Directions for this task
Each entry must be given again exactly; images do not belong in the copy.

Material for this task
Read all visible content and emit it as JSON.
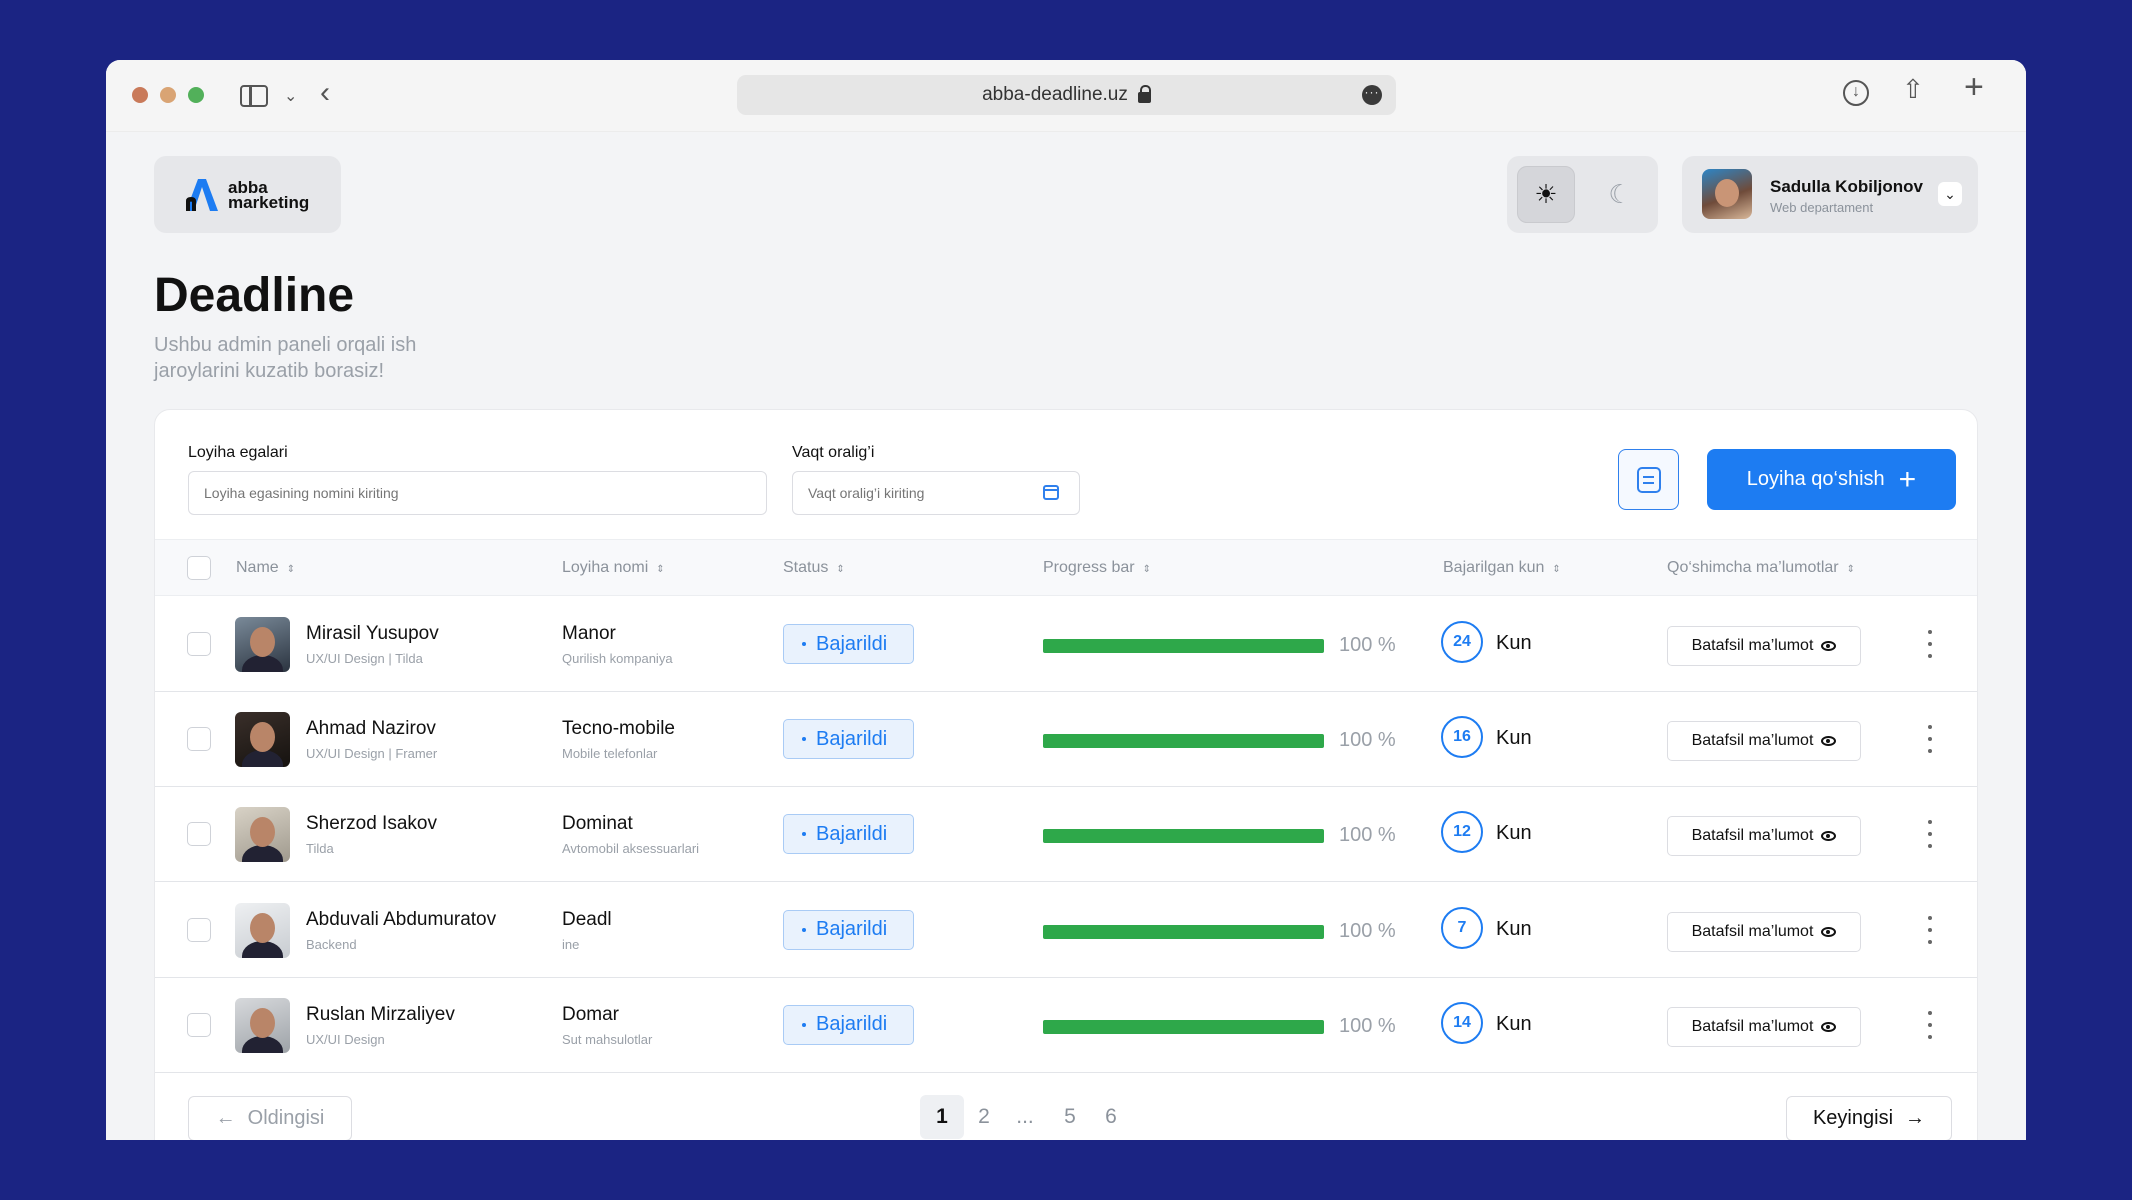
{
  "browser": {
    "url": "abba-deadline.uz"
  },
  "header": {
    "logo_line1": "abba",
    "logo_line2": "marketing",
    "user_name": "Sadulla Kobiljonov",
    "user_dept": "Web departament"
  },
  "page": {
    "title": "Deadline",
    "subtitle": "Ushbu admin paneli orqali ish jaroylarini kuzatib borasiz!"
  },
  "filters": {
    "owner_label": "Loyiha egalari",
    "owner_placeholder": "Loyiha egasining nomini kiriting",
    "time_label": "Vaqt oralig’i",
    "time_placeholder": "Vaqt oralig’i kiriting",
    "add_button": "Loyiha qo‘shish"
  },
  "table": {
    "columns": [
      "Name",
      "Loyiha nomi",
      "Status",
      "Progress bar",
      "Bajarilgan kun",
      "Qo‘shimcha ma’lumotlar"
    ],
    "rows": [
      {
        "name": "Mirasil Yusupov",
        "role": "UX/UI Design | Tilda",
        "project": "Manor",
        "project_sub": "Qurilish kompaniya",
        "status": "Bajarildi",
        "progress": 100,
        "progress_text": "100 %",
        "days": "24",
        "days_unit": "Kun",
        "detail": "Batafsil ma’lumot"
      },
      {
        "name": "Ahmad Nazirov",
        "role": "UX/UI Design | Framer",
        "project": "Tecno-mobile",
        "project_sub": "Mobile telefonlar",
        "status": "Bajarildi",
        "progress": 100,
        "progress_text": "100 %",
        "days": "16",
        "days_unit": "Kun",
        "detail": "Batafsil ma’lumot"
      },
      {
        "name": "Sherzod Isakov",
        "role": "Tilda",
        "project": "Dominat",
        "project_sub": "Avtomobil aksessuarlari",
        "status": "Bajarildi",
        "progress": 100,
        "progress_text": "100 %",
        "days": "12",
        "days_unit": "Kun",
        "detail": "Batafsil ma’lumot"
      },
      {
        "name": "Abduvali Abdumuratov",
        "role": "Backend",
        "project": "Deadl",
        "project_sub": "ine",
        "status": "Bajarildi",
        "progress": 100,
        "progress_text": "100 %",
        "days": "7",
        "days_unit": "Kun",
        "detail": "Batafsil ma’lumot"
      },
      {
        "name": "Ruslan Mirzaliyev",
        "role": "UX/UI Design",
        "project": "Domar",
        "project_sub": "Sut mahsulotlar",
        "status": "Bajarildi",
        "progress": 100,
        "progress_text": "100 %",
        "days": "14",
        "days_unit": "Kun",
        "detail": "Batafsil ma’lumot"
      }
    ]
  },
  "pagination": {
    "prev": "Oldingisi",
    "next": "Keyingisi",
    "pages": [
      "1",
      "2",
      "...",
      "5",
      "6"
    ],
    "current": "1"
  },
  "colors": {
    "background": "#1b2483",
    "accent": "#1d7cf2",
    "progress": "#2ea84a"
  }
}
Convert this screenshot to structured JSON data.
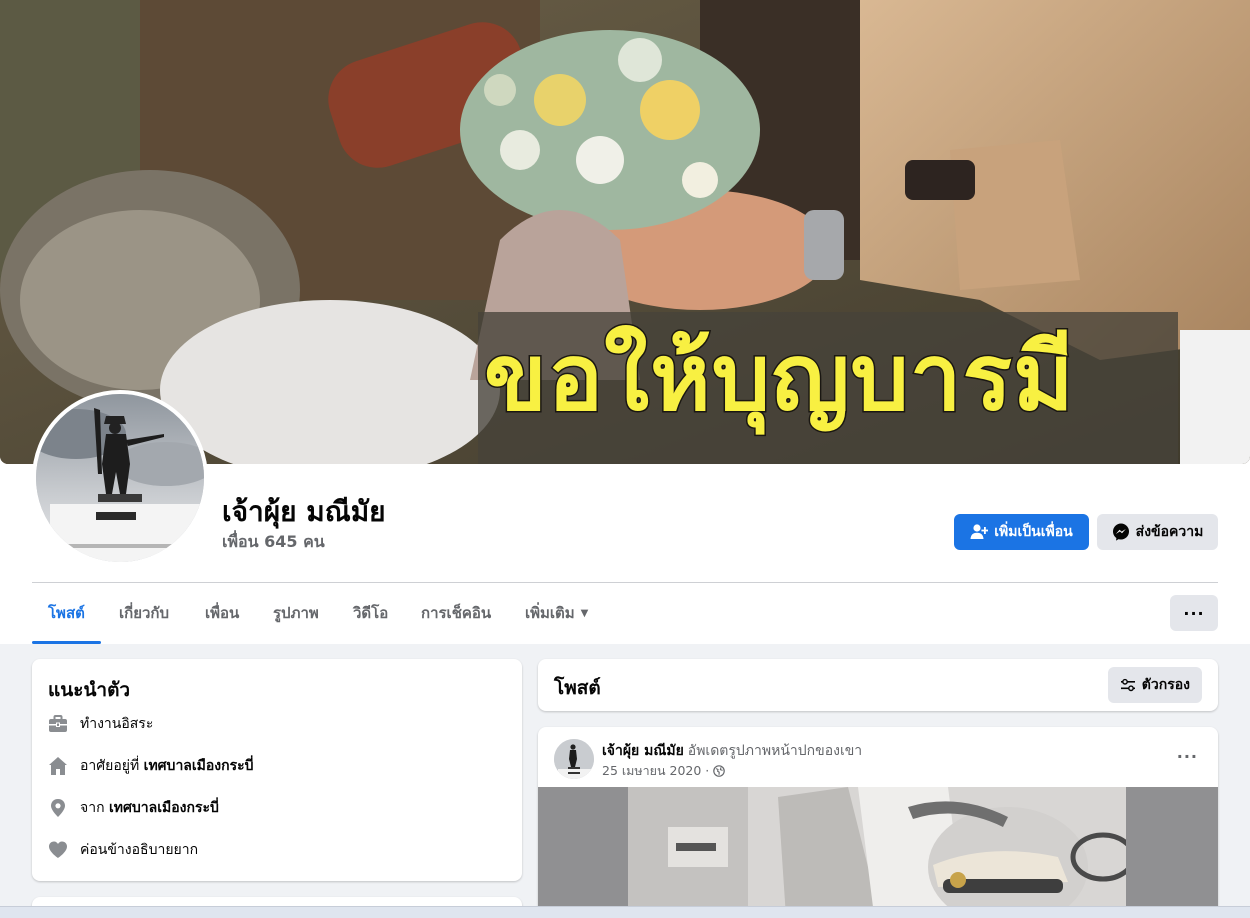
{
  "cover": {
    "caption": "ขอให้บุญบารมี"
  },
  "profile": {
    "name": "เจ้าผุ้ย มณีมัย",
    "friends": "เพื่อน 645 คน"
  },
  "actions": {
    "add_friend": "เพิ่มเป็นเพื่อน",
    "message": "ส่งข้อความ"
  },
  "tabs": [
    {
      "label": "โพสต์",
      "active": true
    },
    {
      "label": "เกี่ยวกับ"
    },
    {
      "label": "เพื่อน"
    },
    {
      "label": "รูปภาพ"
    },
    {
      "label": "วิดีโอ"
    },
    {
      "label": "การเช็คอิน"
    },
    {
      "label": "เพิ่มเติม"
    }
  ],
  "more_menu": "···",
  "intro": {
    "title": "แนะนำตัว",
    "items": [
      {
        "icon": "briefcase-icon",
        "text": "ทำงานอิสระ",
        "bold": ""
      },
      {
        "icon": "home-icon",
        "text": "อาศัยอยู่ที่ ",
        "bold": "เทศบาลเมืองกระบี่"
      },
      {
        "icon": "location-pin-icon",
        "text": "จาก ",
        "bold": "เทศบาลเมืองกระบี่"
      },
      {
        "icon": "heart-icon",
        "text": "ค่อนข้างอธิบายยาก",
        "bold": ""
      }
    ]
  },
  "posts": {
    "title": "โพสต์",
    "filter_label": "ตัวกรอง"
  },
  "post": {
    "author": "เจ้าผุ้ย มณีมัย",
    "action": "อัพเดตรูปภาพหน้าปกของเขา",
    "date": "25 เมษายน 2020 ·",
    "more": "···"
  },
  "colors": {
    "accent": "#1b74e4",
    "caption_yellow": "#f8f042",
    "secondary_text": "#65676b"
  }
}
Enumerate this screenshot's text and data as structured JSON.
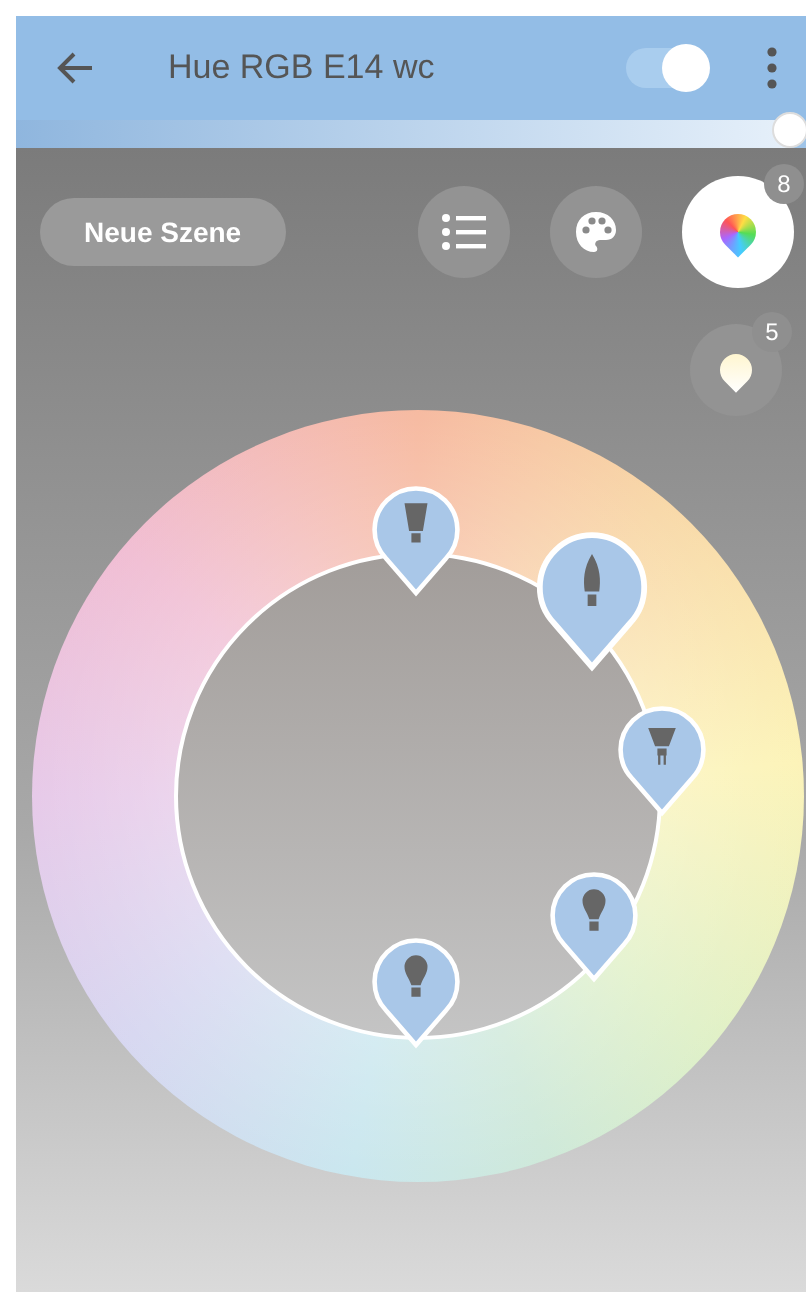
{
  "header": {
    "title": "Hue RGB E14 wc",
    "power_on": true
  },
  "brightness": {
    "level": 0.98
  },
  "scene_button": "Neue Szene",
  "modes": [
    {
      "kind": "list",
      "selected": false
    },
    {
      "kind": "palette",
      "selected": false
    },
    {
      "kind": "color",
      "selected": true,
      "count": "8"
    }
  ],
  "secondary_mode": {
    "kind": "white",
    "selected": false,
    "count": "5"
  },
  "lamps": [
    {
      "kind": "par",
      "selected": false
    },
    {
      "kind": "candle",
      "selected": true
    },
    {
      "kind": "spot",
      "selected": false
    },
    {
      "kind": "bulb",
      "selected": false
    },
    {
      "kind": "bulb",
      "selected": false
    }
  ]
}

Exercise response
Read all visible content and emit it as JSON.
{
  "browser": {
    "url": "abba-deadline.uz"
  },
  "header": {
    "logo_line1": "abba",
    "logo_line2": "marketing",
    "user_name": "Sadulla Kobiljonov",
    "user_dept": "Web departament"
  },
  "page": {
    "title": "Deadline",
    "subtitle": "Ushbu admin paneli orqali ish jaroylarini kuzatib borasiz!"
  },
  "filters": {
    "owner_label": "Loyiha egalari",
    "owner_placeholder": "Loyiha egasining nomini kiriting",
    "time_label": "Vaqt oralig’i",
    "time_placeholder": "Vaqt oralig’i kiriting",
    "add_button": "Loyiha qo‘shish"
  },
  "table": {
    "columns": [
      "Name",
      "Loyiha nomi",
      "Status",
      "Progress bar",
      "Bajarilgan kun",
      "Qo‘shimcha ma’lumotlar"
    ],
    "rows": [
      {
        "name": "Mirasil Yusupov",
        "role": "UX/UI Design | Tilda",
        "project": "Manor",
        "project_sub": "Qurilish kompaniya",
        "status": "Bajarildi",
        "progress": 100,
        "progress_text": "100 %",
        "days": "24",
        "days_unit": "Kun",
        "detail": "Batafsil ma’lumot"
      },
      {
        "name": "Ahmad Nazirov",
        "role": "UX/UI Design | Framer",
        "project": "Tecno-mobile",
        "project_sub": "Mobile telefonlar",
        "status": "Bajarildi",
        "progress": 100,
        "progress_text": "100 %",
        "days": "16",
        "days_unit": "Kun",
        "detail": "Batafsil ma’lumot"
      },
      {
        "name": "Sherzod Isakov",
        "role": "Tilda",
        "project": "Dominat",
        "project_sub": "Avtomobil aksessuarlari",
        "status": "Bajarildi",
        "progress": 100,
        "progress_text": "100 %",
        "days": "12",
        "days_unit": "Kun",
        "detail": "Batafsil ma’lumot"
      },
      {
        "name": "Abduvali Abdumuratov",
        "role": "Backend",
        "project": "Deadl",
        "project_sub": "ine",
        "status": "Bajarildi",
        "progress": 100,
        "progress_text": "100 %",
        "days": "7",
        "days_unit": "Kun",
        "detail": "Batafsil ma’lumot"
      },
      {
        "name": "Ruslan Mirzaliyev",
        "role": "UX/UI Design",
        "project": "Domar",
        "project_sub": "Sut mahsulotlar",
        "status": "Bajarildi",
        "progress": 100,
        "progress_text": "100 %",
        "days": "14",
        "days_unit": "Kun",
        "detail": "Batafsil ma’lumot"
      }
    ]
  },
  "pagination": {
    "prev": "Oldingisi",
    "next": "Keyingisi",
    "pages": [
      "1",
      "2",
      "...",
      "5",
      "6"
    ],
    "current": "1"
  },
  "colors": {
    "background": "#1b2483",
    "accent": "#1d7cf2",
    "progress": "#2ea84a"
  }
}
Convert this screenshot to structured JSON data.
{
  "cover": {
    "caption": "ขอให้บุญบารมี"
  },
  "profile": {
    "name": "เจ้าผุ้ย มณีมัย",
    "friends": "เพื่อน 645 คน"
  },
  "actions": {
    "add_friend": "เพิ่มเป็นเพื่อน",
    "message": "ส่งข้อความ"
  },
  "tabs": [
    {
      "label": "โพสต์",
      "active": true
    },
    {
      "label": "เกี่ยวกับ"
    },
    {
      "label": "เพื่อน"
    },
    {
      "label": "รูปภาพ"
    },
    {
      "label": "วิดีโอ"
    },
    {
      "label": "การเช็คอิน"
    },
    {
      "label": "เพิ่มเติม"
    }
  ],
  "more_menu": "···",
  "intro": {
    "title": "แนะนำตัว",
    "items": [
      {
        "icon": "briefcase-icon",
        "text": "ทำงานอิสระ",
        "bold": ""
      },
      {
        "icon": "home-icon",
        "text": "อาศัยอยู่ที่ ",
        "bold": "เทศบาลเมืองกระบี่"
      },
      {
        "icon": "location-pin-icon",
        "text": "จาก ",
        "bold": "เทศบาลเมืองกระบี่"
      },
      {
        "icon": "heart-icon",
        "text": "ค่อนข้างอธิบายยาก",
        "bold": ""
      }
    ]
  },
  "posts": {
    "title": "โพสต์",
    "filter_label": "ตัวกรอง"
  },
  "post": {
    "author": "เจ้าผุ้ย มณีมัย",
    "action": "อัพเดตรูปภาพหน้าปกของเขา",
    "date": "25 เมษายน 2020 ·",
    "more": "···"
  },
  "colors": {
    "accent": "#1b74e4",
    "caption_yellow": "#f8f042",
    "secondary_text": "#65676b"
  }
}
Enumerate this screenshot's text and data as structured JSON.
{
  "header": {
    "title": "Hue RGB E14 wc",
    "power_on": true
  },
  "brightness": {
    "level": 0.98
  },
  "scene_button": "Neue Szene",
  "modes": [
    {
      "kind": "list",
      "selected": false
    },
    {
      "kind": "palette",
      "selected": false
    },
    {
      "kind": "color",
      "selected": true,
      "count": "8"
    }
  ],
  "secondary_mode": {
    "kind": "white",
    "selected": false,
    "count": "5"
  },
  "lamps": [
    {
      "kind": "par",
      "selected": false
    },
    {
      "kind": "candle",
      "selected": true
    },
    {
      "kind": "spot",
      "selected": false
    },
    {
      "kind": "bulb",
      "selected": false
    },
    {
      "kind": "bulb",
      "selected": false
    }
  ]
}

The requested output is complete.